■ **OBJECTIF VISÉ**:
Poursuivez le commentaire sur l'arrêt de la Cour de cassation du 23 novembre 2022 à la suite de sa dernière phrase.

■ **TEXTE SÉLECTIONNÉ**:
Au milieu de l’été 2020, la société LES SPORTS, s'estimant injuriée et diffamée par des passages du livre « Les Macron du Touquet-Elysée-plage » a assigné les coauteurs, la société d'édition et son Président sur le fondement de la loi du 29 juillet 1881 sur la liberté de la presse.
Les défendeurs ont opposé la nullité des assignations en soulevant le fait que les dispositifs des assignations signifiées qualifiaient cumulativement les mêmes propos de diffamatoires et d’injurieux.
Le 15 juillet 2021, la Cour d’appel d’AMIENS a jugé que la qualification des faits poursuivis par les assignations était imprécise et a annulé lesdites assignations.
La société LES SPORTS a régularisé un pourvoi en cassation contre l’arrêt rendu par la Cour d’appel d’AMIENS.
A l’appui de son pourvoi, la société LES SPORTS a soutenu que la Cour d'appel avait fait preuve d'un formalisme procédural excessif puisque les propos poursuivis et leurs qualifications étaient distingués dans les motifs de l’assignation. Selon la société LES SPORTS la demande de suppression des propos, exprimée et synthétisée dans le dispositif des assignations, était explicitée dans les moyens exposés dans les motifs des assignations de sorte qu’il n’existait aucune incertitude dans l'esprit des défendeurs.
Le 23 novembre 2022, la Première Chambre Civile de la Cour de cassation a rejeté le pourvoi régularisé par la société LES SPORTS.
La Cour de cassation a rappelé qu’aux termes de l'article 53 de la loi du 29 juillet 1881, l'assignation doit, à peine de nullité, préciser et qualifier le fait incriminé et énoncer le texte de loi applicable.
Tirant les conséquences de ce texte et appliquant une jurisprudence constante à ce sujet, la Cour juge qu’est nulle une assignation qui retient pour les mêmes propos la double qualification d'injure et de diffamation puisque cette double qualification est de nature à créer une incertitude quant aux faits reprochés.

■ **EXTRAIT SOURCE**:
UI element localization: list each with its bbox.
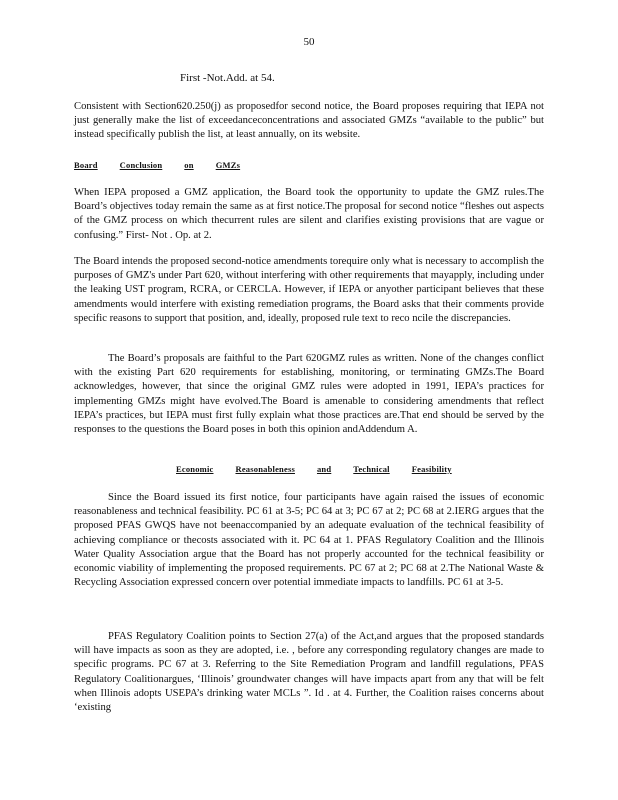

■ **RÉPONSE ATTENDUE**:
La Cour de cassation estime que c’est à bon droit, sans porter une atteinte excessive au droit d'accès au juge de la société LES SPORTS, que la Cour d’appel a jugé que le cumul de qualifications était de nature à créer, à l'égard des défendeurs, une incertitude préjudiciable à leur défense et qu'elle a annulé les assignations en leur entier.
Appréciation :
L’article 29 alinéa 1er de la Loi du 29 juillet 1881 défini la diffamation comme « toute allégation ou imputation d’un fait qui porte atteinte à l’honneur ou à la considération de la personne ou du corps auquel le fait est imputé ».
L’injure est définie par l’article 29 alinéa 2 de la Loi du 29 juillet 1881 comme « toute expression outrageante, termes de mépris ou invective qui ne renferme l’imputation d’aucun fait ».
Les définitions de ces deux infractions au sein du même article ne doivent pas faire oublier que celles-ci sont distinctes et, plus encore, totalement incompatibles.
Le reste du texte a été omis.